◆ **THE REQUEST**
Pick every line from the data that holds the word "наручные".

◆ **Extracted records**
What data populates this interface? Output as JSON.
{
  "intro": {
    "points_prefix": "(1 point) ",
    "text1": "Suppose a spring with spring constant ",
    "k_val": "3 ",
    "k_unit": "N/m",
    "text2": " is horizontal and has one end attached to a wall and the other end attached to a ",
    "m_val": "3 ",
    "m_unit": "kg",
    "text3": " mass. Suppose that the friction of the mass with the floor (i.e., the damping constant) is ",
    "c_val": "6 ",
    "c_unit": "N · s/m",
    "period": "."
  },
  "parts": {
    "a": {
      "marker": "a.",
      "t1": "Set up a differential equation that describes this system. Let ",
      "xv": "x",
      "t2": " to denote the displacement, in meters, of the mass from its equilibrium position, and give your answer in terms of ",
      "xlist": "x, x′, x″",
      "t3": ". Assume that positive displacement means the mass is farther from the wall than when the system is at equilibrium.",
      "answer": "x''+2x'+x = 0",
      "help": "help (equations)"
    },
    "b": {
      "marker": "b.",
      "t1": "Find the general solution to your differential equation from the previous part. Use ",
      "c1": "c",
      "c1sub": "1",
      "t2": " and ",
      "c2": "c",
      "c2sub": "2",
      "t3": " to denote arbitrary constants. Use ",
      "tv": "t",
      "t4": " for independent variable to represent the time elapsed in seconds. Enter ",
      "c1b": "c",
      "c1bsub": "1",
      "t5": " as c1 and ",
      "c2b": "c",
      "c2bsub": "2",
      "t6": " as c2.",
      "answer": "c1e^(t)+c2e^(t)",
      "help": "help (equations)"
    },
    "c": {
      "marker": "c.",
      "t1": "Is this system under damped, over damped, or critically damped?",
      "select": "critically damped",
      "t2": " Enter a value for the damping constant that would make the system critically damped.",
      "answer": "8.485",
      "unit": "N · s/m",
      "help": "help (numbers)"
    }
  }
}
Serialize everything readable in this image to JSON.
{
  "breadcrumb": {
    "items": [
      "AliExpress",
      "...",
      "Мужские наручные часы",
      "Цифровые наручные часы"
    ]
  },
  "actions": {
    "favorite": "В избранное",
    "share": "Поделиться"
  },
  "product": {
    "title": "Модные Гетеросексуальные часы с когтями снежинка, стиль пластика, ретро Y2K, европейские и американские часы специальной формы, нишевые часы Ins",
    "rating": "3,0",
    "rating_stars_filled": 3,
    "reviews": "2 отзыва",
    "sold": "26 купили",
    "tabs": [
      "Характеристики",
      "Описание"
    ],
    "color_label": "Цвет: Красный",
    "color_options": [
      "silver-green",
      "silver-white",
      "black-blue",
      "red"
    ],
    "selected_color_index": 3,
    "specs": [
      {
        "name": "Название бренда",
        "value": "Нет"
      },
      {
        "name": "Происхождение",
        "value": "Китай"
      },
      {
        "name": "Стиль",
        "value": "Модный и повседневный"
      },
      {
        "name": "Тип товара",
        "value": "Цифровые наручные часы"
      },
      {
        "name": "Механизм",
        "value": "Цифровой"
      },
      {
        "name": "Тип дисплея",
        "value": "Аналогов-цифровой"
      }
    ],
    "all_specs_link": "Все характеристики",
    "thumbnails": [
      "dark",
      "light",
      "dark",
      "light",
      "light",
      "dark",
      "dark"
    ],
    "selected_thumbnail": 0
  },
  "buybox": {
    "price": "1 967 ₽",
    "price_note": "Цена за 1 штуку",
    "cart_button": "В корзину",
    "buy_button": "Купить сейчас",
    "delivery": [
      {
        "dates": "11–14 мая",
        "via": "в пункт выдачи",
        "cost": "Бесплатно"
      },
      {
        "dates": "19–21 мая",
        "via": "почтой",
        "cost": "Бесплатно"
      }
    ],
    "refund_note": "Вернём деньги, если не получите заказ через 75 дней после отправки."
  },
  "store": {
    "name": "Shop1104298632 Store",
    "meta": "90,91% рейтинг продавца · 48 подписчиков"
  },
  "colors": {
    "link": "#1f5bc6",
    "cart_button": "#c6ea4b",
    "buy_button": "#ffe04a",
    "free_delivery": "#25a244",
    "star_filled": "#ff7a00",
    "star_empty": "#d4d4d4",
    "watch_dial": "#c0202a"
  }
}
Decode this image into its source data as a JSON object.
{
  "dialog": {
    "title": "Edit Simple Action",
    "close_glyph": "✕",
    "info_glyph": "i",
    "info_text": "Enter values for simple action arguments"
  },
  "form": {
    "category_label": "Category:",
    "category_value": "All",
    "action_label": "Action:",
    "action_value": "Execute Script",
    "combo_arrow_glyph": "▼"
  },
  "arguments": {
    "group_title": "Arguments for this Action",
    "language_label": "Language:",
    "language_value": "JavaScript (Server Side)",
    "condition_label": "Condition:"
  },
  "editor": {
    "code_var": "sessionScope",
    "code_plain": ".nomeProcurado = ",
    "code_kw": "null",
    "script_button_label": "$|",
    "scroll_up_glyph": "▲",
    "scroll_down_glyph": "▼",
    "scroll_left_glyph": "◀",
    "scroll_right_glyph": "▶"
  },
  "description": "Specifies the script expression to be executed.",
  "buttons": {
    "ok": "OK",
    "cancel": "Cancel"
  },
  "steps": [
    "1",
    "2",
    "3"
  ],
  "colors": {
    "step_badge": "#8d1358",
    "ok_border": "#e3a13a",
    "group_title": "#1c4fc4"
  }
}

◆ **RESPONSE TO THIS EXERCISE**
      "Мужские наручные часы",
      "Цифровые наручные часы"
        "value": "Цифровые наручные часы"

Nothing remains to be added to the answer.